REQUIRED WORK
List each line of the data in which the string "years" appears.

DATASET CONTENT
════════

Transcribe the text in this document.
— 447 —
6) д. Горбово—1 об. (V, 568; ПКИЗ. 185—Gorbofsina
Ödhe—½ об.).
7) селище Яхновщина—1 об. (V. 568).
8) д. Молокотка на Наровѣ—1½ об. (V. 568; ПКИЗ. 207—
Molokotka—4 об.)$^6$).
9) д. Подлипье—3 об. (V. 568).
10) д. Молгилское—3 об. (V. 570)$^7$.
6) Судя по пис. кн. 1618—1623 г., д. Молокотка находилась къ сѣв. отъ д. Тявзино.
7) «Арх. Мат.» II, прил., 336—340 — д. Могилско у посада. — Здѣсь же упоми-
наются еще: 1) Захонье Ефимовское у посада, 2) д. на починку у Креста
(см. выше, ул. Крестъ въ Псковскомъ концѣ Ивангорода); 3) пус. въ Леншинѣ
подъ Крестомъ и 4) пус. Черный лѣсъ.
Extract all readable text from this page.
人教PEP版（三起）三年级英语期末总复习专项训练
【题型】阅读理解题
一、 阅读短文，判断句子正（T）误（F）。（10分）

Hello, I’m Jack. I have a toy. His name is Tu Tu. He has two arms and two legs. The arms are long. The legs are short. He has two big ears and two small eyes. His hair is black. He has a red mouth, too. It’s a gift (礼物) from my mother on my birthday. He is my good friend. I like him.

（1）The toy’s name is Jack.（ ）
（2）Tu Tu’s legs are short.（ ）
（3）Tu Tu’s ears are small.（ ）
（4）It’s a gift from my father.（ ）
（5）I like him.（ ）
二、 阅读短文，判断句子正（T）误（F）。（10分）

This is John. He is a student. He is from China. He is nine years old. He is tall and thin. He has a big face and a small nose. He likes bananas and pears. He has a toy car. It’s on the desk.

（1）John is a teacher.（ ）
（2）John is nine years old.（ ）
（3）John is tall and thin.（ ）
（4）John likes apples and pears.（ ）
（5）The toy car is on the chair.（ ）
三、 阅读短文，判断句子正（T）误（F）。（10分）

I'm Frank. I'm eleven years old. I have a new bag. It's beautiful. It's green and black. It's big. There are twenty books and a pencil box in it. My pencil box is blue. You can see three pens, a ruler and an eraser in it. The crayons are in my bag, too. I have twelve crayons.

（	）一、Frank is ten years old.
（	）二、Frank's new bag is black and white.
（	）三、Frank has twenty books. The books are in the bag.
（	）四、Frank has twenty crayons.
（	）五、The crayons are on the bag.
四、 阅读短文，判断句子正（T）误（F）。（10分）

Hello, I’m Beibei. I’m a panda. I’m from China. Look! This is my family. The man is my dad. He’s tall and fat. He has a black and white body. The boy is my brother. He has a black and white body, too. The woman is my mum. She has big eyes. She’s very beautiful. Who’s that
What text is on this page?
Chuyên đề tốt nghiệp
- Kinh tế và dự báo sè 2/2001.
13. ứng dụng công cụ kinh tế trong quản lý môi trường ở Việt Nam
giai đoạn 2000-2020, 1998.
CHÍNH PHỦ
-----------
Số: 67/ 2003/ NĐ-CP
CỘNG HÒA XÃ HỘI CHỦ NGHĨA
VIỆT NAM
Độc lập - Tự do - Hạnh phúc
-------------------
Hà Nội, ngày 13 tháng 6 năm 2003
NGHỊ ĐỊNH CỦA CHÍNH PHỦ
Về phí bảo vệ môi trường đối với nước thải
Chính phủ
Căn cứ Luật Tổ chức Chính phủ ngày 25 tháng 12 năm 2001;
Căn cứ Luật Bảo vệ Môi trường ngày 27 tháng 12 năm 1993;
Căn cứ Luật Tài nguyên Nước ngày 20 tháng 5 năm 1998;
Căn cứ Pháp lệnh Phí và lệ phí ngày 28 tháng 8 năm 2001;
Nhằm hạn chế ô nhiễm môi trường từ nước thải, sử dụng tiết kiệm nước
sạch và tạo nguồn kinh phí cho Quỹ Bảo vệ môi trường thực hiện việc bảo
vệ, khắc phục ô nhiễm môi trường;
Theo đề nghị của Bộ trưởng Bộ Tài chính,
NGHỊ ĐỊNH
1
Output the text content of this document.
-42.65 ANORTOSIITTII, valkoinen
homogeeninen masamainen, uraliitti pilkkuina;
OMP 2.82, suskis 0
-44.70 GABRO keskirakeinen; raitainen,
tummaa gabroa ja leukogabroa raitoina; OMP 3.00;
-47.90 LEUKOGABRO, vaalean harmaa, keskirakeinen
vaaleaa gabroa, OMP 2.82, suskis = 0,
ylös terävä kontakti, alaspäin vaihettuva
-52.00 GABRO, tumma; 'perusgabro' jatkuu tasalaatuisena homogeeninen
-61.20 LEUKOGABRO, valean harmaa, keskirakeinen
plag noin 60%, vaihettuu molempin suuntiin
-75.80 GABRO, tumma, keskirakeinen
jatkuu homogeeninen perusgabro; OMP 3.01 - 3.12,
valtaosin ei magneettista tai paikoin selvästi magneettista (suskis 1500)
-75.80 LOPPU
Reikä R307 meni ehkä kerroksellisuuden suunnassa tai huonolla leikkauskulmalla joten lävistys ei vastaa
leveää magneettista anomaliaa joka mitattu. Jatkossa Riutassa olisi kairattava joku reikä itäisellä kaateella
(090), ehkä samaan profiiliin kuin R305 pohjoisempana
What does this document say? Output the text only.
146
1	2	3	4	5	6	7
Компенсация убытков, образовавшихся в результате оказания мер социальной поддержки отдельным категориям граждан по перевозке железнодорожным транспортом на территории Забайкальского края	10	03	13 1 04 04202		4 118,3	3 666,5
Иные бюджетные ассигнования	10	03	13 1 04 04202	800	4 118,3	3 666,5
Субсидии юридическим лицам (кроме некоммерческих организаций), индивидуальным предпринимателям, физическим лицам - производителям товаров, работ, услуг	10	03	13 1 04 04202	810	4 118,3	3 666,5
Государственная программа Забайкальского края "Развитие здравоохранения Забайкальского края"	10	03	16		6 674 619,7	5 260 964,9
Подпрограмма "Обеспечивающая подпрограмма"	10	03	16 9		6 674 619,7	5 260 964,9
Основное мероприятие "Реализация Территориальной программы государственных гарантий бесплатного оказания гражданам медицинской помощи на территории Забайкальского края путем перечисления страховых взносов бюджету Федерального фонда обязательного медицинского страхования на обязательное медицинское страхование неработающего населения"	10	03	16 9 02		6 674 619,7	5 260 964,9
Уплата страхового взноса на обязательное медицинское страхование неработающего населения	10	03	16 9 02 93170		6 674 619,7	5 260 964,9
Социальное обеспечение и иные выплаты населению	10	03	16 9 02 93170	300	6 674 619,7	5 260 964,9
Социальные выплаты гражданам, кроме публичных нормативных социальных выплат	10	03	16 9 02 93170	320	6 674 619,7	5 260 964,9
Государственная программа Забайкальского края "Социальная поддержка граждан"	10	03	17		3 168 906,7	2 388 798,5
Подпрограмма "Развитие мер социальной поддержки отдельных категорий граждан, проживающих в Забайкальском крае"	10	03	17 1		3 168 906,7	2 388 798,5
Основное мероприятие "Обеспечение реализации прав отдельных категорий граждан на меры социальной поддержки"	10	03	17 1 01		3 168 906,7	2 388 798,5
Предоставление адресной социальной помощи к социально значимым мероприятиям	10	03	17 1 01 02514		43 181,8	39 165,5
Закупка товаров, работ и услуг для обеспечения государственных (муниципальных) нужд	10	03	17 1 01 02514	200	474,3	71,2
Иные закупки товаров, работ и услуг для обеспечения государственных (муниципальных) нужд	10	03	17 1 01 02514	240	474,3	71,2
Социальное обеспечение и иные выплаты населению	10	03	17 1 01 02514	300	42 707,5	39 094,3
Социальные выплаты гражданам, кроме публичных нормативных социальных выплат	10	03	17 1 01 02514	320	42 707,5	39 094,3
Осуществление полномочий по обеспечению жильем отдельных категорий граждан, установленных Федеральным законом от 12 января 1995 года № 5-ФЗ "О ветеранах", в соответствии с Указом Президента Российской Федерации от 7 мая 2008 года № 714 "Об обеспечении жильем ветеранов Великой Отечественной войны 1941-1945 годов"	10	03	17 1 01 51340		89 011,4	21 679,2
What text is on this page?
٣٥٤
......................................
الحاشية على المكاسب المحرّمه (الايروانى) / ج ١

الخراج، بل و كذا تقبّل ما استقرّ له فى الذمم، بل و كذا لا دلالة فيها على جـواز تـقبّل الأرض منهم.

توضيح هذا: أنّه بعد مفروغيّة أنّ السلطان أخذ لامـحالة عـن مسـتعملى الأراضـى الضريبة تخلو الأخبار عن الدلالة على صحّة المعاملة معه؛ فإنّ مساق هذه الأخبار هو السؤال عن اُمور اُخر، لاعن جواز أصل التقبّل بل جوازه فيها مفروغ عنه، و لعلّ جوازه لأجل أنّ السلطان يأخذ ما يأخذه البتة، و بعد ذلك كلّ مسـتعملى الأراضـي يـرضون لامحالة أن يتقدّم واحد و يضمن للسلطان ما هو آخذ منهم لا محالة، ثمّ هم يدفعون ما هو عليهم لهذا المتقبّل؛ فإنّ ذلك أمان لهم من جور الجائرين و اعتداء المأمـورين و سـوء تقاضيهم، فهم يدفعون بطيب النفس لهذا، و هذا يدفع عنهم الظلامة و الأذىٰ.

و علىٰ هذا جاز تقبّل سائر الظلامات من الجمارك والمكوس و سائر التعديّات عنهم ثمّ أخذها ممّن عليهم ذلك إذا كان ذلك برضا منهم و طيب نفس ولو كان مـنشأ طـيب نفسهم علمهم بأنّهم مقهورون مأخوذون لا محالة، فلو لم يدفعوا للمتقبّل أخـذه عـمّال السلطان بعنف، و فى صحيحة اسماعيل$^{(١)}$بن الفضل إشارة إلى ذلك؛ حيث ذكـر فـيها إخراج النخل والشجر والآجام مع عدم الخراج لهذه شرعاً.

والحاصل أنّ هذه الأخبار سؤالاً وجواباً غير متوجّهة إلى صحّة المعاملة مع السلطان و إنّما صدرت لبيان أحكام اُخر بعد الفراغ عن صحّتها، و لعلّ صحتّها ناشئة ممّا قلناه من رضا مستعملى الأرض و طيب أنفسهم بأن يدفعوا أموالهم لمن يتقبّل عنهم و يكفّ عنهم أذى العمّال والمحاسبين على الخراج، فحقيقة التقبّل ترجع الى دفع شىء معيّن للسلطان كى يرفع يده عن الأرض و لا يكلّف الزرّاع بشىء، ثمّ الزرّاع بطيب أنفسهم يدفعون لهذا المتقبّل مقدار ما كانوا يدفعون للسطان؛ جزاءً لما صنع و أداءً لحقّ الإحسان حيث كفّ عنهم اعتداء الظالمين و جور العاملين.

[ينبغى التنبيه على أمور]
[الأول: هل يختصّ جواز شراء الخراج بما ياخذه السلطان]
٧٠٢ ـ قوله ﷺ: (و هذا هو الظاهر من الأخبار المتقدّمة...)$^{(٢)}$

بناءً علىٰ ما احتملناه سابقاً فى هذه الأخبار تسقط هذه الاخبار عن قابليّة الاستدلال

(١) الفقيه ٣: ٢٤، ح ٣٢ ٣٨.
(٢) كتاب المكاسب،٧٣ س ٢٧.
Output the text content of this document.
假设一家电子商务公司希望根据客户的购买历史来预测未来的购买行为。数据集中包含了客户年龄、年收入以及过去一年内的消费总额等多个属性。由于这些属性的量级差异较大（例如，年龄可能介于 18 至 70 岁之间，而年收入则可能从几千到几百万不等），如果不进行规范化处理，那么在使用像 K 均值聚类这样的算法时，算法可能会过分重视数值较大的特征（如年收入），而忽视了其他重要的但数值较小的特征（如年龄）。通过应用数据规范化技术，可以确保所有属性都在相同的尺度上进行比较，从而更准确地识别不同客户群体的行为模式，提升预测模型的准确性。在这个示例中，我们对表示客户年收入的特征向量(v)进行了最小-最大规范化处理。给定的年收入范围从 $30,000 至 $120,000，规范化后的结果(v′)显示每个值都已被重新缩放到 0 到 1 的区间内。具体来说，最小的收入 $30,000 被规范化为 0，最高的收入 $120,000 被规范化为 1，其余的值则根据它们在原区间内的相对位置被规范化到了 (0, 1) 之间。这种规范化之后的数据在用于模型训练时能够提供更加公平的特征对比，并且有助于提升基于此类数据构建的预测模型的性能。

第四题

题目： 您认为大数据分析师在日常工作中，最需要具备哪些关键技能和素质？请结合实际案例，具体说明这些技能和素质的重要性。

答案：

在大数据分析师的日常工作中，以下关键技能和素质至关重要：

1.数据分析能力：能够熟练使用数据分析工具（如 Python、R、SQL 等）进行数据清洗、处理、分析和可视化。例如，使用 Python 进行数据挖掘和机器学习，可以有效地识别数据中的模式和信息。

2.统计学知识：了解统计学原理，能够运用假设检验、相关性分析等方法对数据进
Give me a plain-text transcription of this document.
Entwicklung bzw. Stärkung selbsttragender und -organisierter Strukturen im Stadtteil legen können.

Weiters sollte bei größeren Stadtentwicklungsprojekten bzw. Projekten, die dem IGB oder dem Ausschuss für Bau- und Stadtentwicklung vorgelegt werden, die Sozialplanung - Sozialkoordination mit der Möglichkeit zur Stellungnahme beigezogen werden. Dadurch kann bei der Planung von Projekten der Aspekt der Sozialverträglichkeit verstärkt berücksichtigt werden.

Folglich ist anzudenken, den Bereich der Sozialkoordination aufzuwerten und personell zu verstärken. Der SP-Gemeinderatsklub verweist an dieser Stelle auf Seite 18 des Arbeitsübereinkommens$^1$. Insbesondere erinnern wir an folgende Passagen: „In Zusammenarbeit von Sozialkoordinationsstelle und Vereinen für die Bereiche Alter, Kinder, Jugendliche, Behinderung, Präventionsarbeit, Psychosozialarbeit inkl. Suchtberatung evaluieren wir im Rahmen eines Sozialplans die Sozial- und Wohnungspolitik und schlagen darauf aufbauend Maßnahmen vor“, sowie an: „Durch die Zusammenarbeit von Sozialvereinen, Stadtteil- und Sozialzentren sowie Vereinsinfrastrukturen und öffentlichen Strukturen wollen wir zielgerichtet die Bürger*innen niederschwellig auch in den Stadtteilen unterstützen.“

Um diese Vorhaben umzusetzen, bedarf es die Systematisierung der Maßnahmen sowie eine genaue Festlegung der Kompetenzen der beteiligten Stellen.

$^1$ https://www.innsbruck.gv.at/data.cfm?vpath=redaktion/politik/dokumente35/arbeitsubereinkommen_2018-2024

════════

SOLUTION FOR THIS PROBLEM
This is John. He is a student. He is from China. He is nine years old. He is tall and thin. He has a big face and a small nose. He likes bananas and pears. He has a toy car. It’s on the desk.
（2）John is nine years old.（ ）
I'm Frank. I'm eleven years old. I have a new bag. It's beautiful. It's green and black. It's big. There are twenty books and a pencil box in it. My pencil box is blue. You can see three pens, a ruler and an eraser in it. The crayons are in my bag, too. I have twelve crayons.
（	）一、Frank is ten years old.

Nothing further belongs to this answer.